*WHAT THE TASK ASKS*
Leave out the pictures and return every entry exactly as it appears.

:: DATA SECTION

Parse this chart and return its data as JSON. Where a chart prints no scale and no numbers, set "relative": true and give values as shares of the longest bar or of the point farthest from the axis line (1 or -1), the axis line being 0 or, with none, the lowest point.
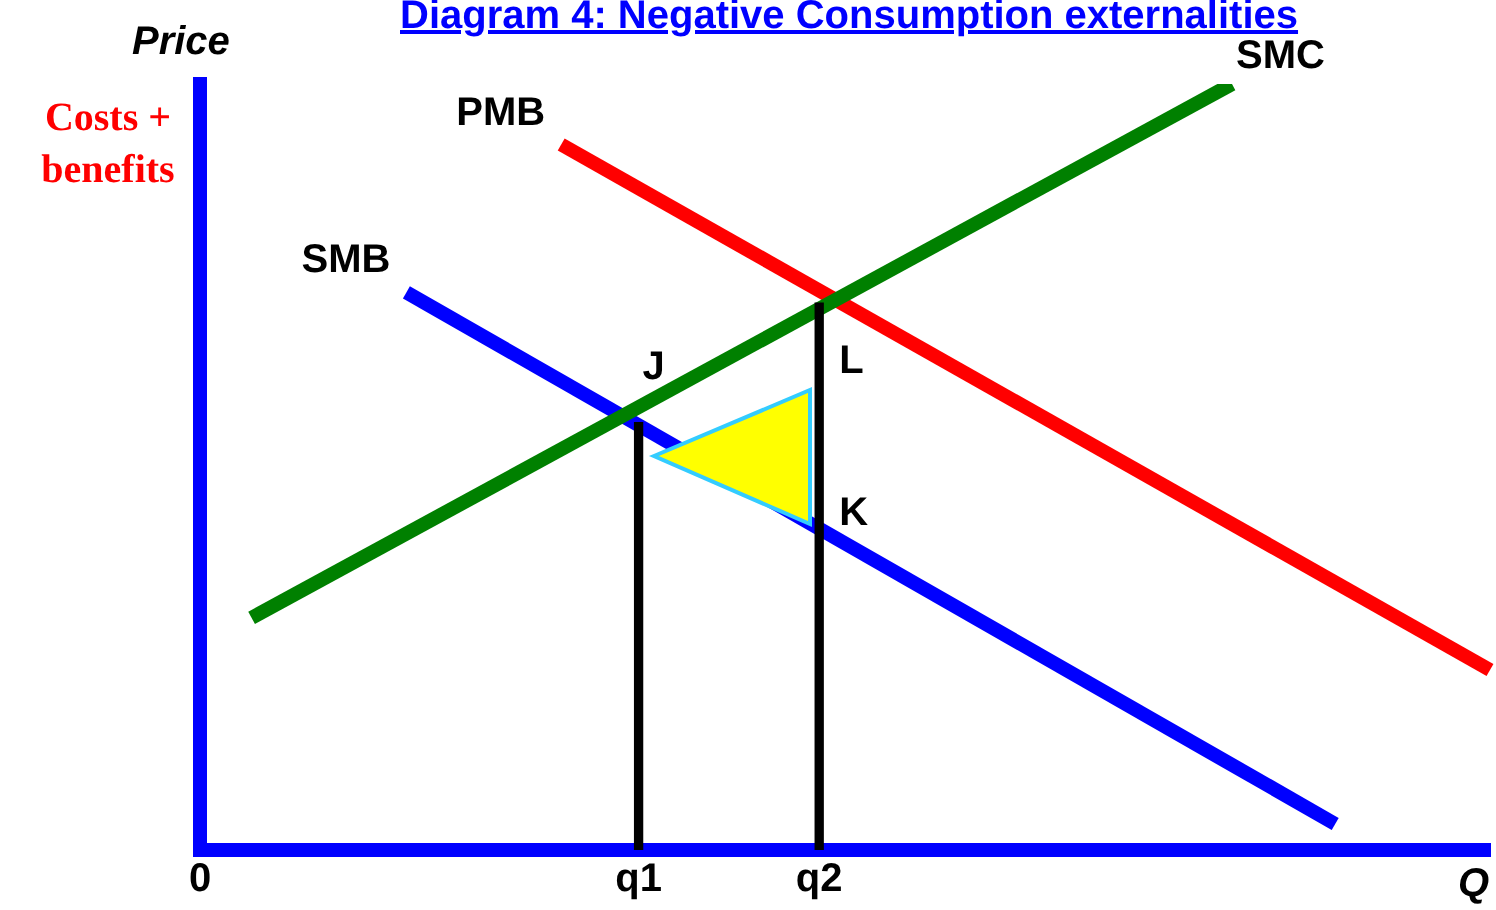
{
  "chart_data": {
    "type": "line",
    "title": "Diagram 4: Negative Consumption externalities",
    "ylabel": "Price",
    "xlabel": "Q",
    "relative": true,
    "legend": false,
    "grid": false,
    "categories": [
      "0",
      null,
      null,
      null,
      null,
      null,
      null,
      null,
      null,
      null,
      null,
      null,
      null,
      null,
      null,
      null,
      null,
      "q1",
      null,
      null,
      null,
      null,
      null,
      null,
      "q2",
      null,
      null,
      null,
      null,
      null,
      null,
      null,
      null,
      null,
      null,
      null,
      null,
      null,
      null,
      null,
      null,
      null,
      null,
      null,
      null,
      null,
      null,
      null,
      null,
      null,
      null
    ],
    "series": [
      {
        "name": "SMC",
        "color": "#008000",
        "values": [
          null,
          null,
          0.303,
          null,
          null,
          null,
          null,
          null,
          null,
          null,
          null,
          null,
          null,
          null,
          null,
          null,
          null,
          null,
          null,
          null,
          null,
          null,
          null,
          null,
          null,
          null,
          null,
          null,
          null,
          null,
          null,
          null,
          null,
          null,
          null,
          null,
          null,
          null,
          null,
          null,
          1,
          null,
          null,
          null,
          null,
          null,
          null,
          null,
          null,
          null,
          null
        ]
      },
      {
        "name": "PMB",
        "color": "#ff0000",
        "values": [
          null,
          null,
          null,
          null,
          null,
          null,
          null,
          null,
          null,
          null,
          null,
          null,
          null,
          null,
          0.921,
          null,
          null,
          null,
          null,
          null,
          null,
          null,
          null,
          null,
          null,
          null,
          null,
          null,
          null,
          null,
          null,
          null,
          null,
          null,
          null,
          null,
          null,
          null,
          null,
          null,
          null,
          null,
          null,
          null,
          null,
          null,
          null,
          null,
          null,
          null,
          0.235
        ]
      },
      {
        "name": "SMB",
        "color": "#0000ff",
        "values": [
          null,
          null,
          null,
          null,
          null,
          null,
          null,
          null,
          0.728,
          null,
          null,
          null,
          null,
          null,
          null,
          null,
          null,
          null,
          null,
          null,
          null,
          null,
          null,
          null,
          null,
          null,
          null,
          null,
          null,
          null,
          null,
          null,
          null,
          null,
          null,
          null,
          null,
          null,
          null,
          null,
          null,
          null,
          null,
          null,
          0.034,
          null,
          null,
          null,
          null,
          null,
          null
        ]
      },
      {
        "type": "bar",
        "color": "#000000",
        "values": [
          null,
          null,
          null,
          null,
          null,
          null,
          null,
          null,
          null,
          null,
          null,
          null,
          null,
          null,
          null,
          null,
          null,
          0.558,
          null,
          null,
          null,
          null,
          null,
          null,
          0.714,
          null,
          null,
          null,
          null,
          null,
          null,
          null,
          null,
          null,
          null,
          null,
          null,
          null,
          null,
          null,
          null,
          null,
          null,
          null,
          null,
          null,
          null,
          null,
          null,
          null,
          null
        ]
      }
    ],
    "annotations": [
      "Costs + benefits",
      {
        "text": "J",
        "x": "q1",
        "y": 0.558
      },
      {
        "text": "L",
        "x": "q2",
        "y": 0.714
      },
      {
        "text": "K",
        "x": "q2",
        "y": 0.411
      }
    ]
  }
}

::::

*WRITTEN SOLUTION*
Parse this chart and return its data as JSON. Where a chart prints no scale and no numbers, set "relative": true and give values as shares of the longest bar or of the point farthest from the axis line (1 or -1), the axis line being 0 or, with none, the lowest point.
{
  "chart_data": {
    "type": "line",
    "title": "Diagram 4: Negative Consumption externalities",
    "ylabel": "Price",
    "xlabel": "Q",
    "relative": true,
    "legend": false,
    "grid": false,
    "categories": [
      "0",
      null,
      null,
      null,
      null,
      null,
      null,
      null,
      null,
      null,
      null,
      null,
      null,
      null,
      null,
      null,
      null,
      "q1",
      null,
      null,
      null,
      null,
      null,
      null,
      "q2",
      null,
      null,
      null,
      null,
      null,
      null,
      null,
      null,
      null,
      null,
      null,
      null,
      null,
      null,
      null,
      null,
      null,
      null,
      null,
      null,
      null,
      null,
      null,
      null,
      null,
      null
    ],
    "series": [
      {
        "name": "SMC",
        "color": "#008000",
        "values": [
          null,
          null,
          0.303,
          null,
          null,
          null,
          null,
          null,
          null,
          null,
          null,
          null,
          null,
          null,
          null,
          null,
          null,
          null,
          null,
          null,
          null,
          null,
          null,
          null,
          null,
          null,
          null,
          null,
          null,
          null,
          null,
          null,
          null,
          null,
          null,
          null,
          null,
          null,
          null,
          null,
          1,
          null,
          null,
          null,
          null,
          null,
          null,
          null,
          null,
          null,
          null
        ]
      },
      {
        "name": "PMB",
        "color": "#ff0000",
        "values": [
          null,
          null,
          null,
          null,
          null,
          null,
          null,
          null,
          null,
          null,
          null,
          null,
          null,
          null,
          0.921,
          null,
          null,
          null,
          null,
          null,
          null,
          null,
          null,
          null,
          null,
          null,
          null,
          null,
          null,
          null,
          null,
          null,
          null,
          null,
          null,
          null,
          null,
          null,
          null,
          null,
          null,
          null,
          null,
          null,
          null,
          null,
          null,
          null,
          null,
          null,
          0.235
        ]
      },
      {
        "name": "SMB",
        "color": "#0000ff",
        "values": [
          null,
          null,
          null,
          null,
          null,
          null,
          null,
          null,
          0.728,
          null,
          null,
          null,
          null,
          null,
          null,
          null,
          null,
          null,
          null,
          null,
          null,
          null,
          null,
          null,
          null,
          null,
          null,
          null,
          null,
          null,
          null,
          null,
          null,
          null,
          null,
          null,
          null,
          null,
          null,
          null,
          null,
          null,
          null,
          null,
          0.034,
          null,
          null,
          null,
          null,
          null,
          null
        ]
      },
      {
        "type": "bar",
        "color": "#000000",
        "values": [
          null,
          null,
          null,
          null,
          null,
          null,
          null,
          null,
          null,
          null,
          null,
          null,
          null,
          null,
          null,
          null,
          null,
          0.558,
          null,
          null,
          null,
          null,
          null,
          null,
          0.714,
          null,
          null,
          null,
          null,
          null,
          null,
          null,
          null,
          null,
          null,
          null,
          null,
          null,
          null,
          null,
          null,
          null,
          null,
          null,
          null,
          null,
          null,
          null,
          null,
          null,
          null
        ]
      }
    ],
    "annotations": [
      "Costs + benefits",
      {
        "text": "J",
        "x": "q1",
        "y": 0.558
      },
      {
        "text": "L",
        "x": "q2",
        "y": 0.714
      },
      {
        "text": "K",
        "x": "q2",
        "y": 0.411
      }
    ]
  }
}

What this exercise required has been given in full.